■ Records for processing ■
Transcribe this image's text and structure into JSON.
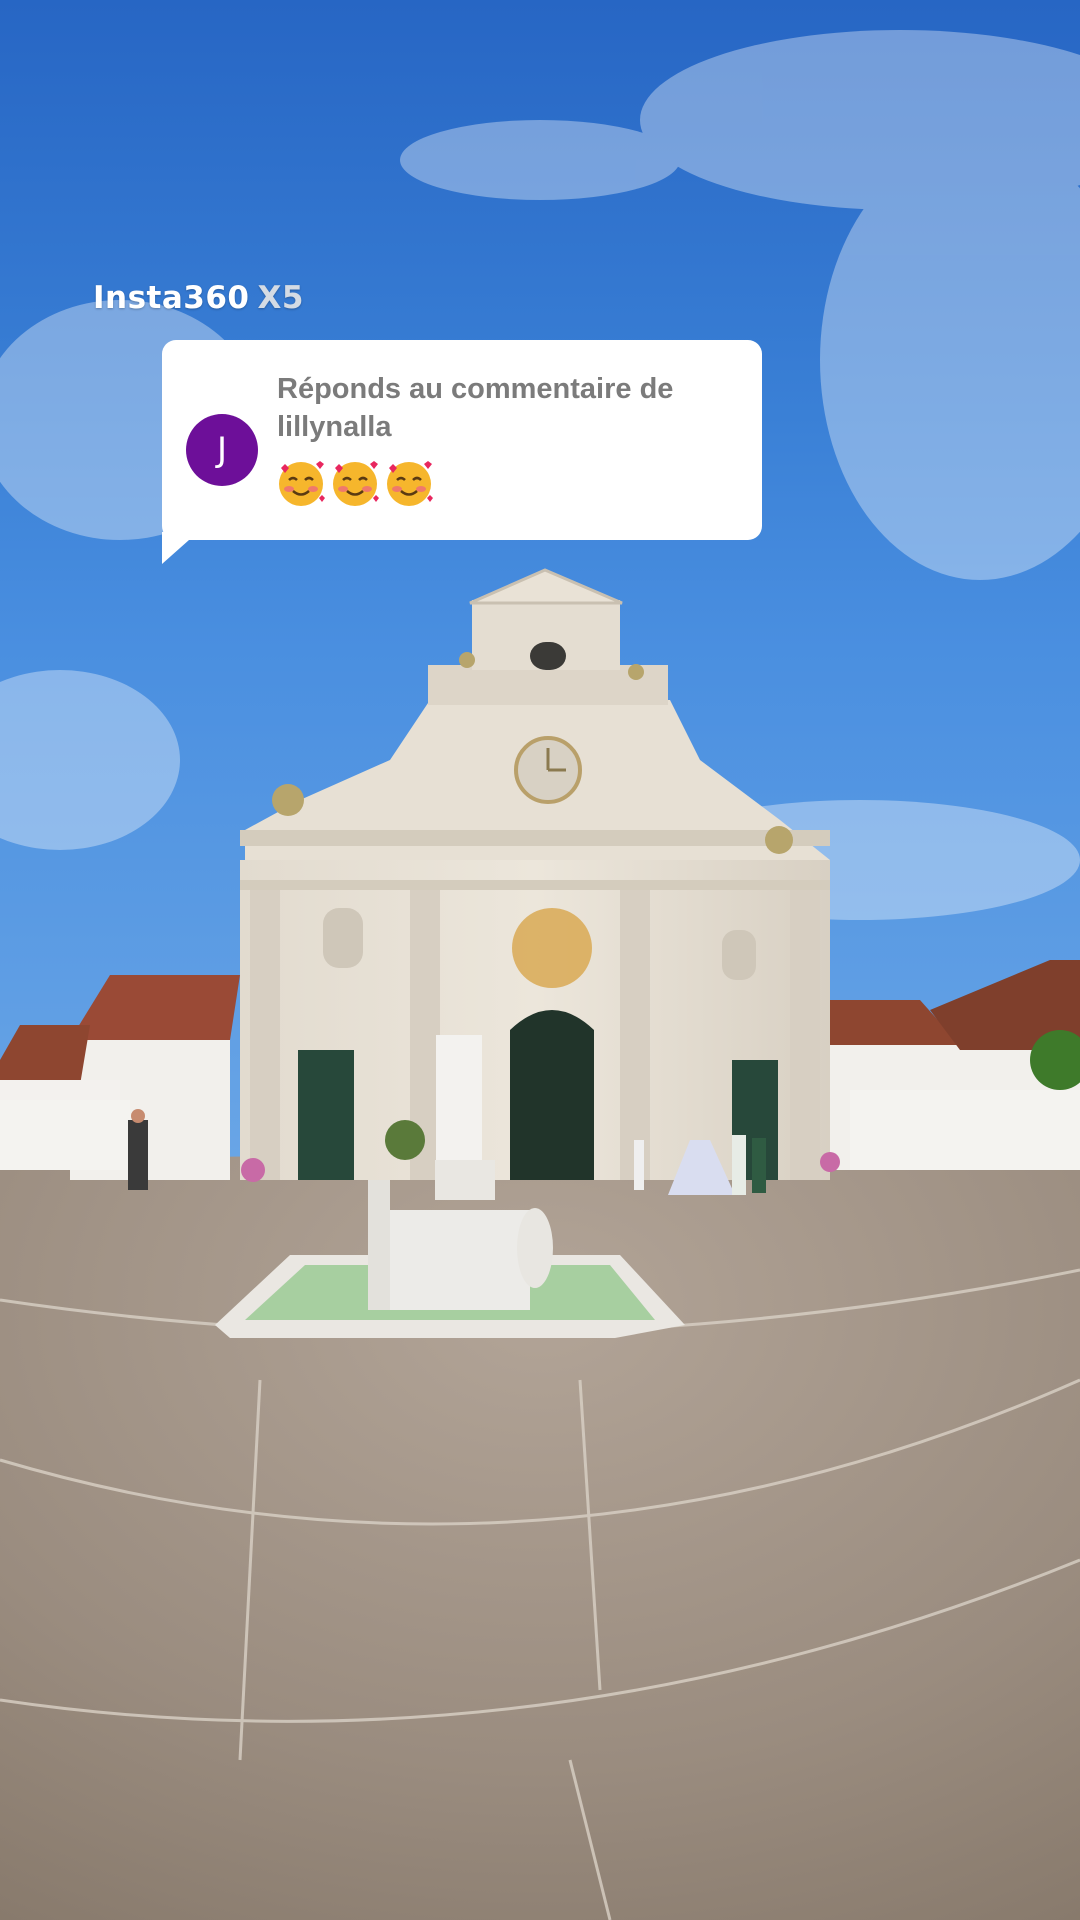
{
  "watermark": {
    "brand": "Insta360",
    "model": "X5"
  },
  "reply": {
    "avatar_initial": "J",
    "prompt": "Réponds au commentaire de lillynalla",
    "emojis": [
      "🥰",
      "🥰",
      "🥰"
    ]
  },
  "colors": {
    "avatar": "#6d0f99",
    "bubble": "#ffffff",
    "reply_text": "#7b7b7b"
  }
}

■ Work required ■
Do not include the images; transcribe the rest of the listing exactly.

■ Full response ■
Transcribe this image's text and structure into JSON.
{
  "watermark": {
    "brand": "Insta360",
    "model": "X5"
  },
  "reply": {
    "avatar_initial": "J",
    "prompt": "Réponds au commentaire de lillynalla",
    "emojis": [
      "🥰",
      "🥰",
      "🥰"
    ]
  },
  "colors": {
    "avatar": "#6d0f99",
    "bubble": "#ffffff",
    "reply_text": "#7b7b7b"
  }
}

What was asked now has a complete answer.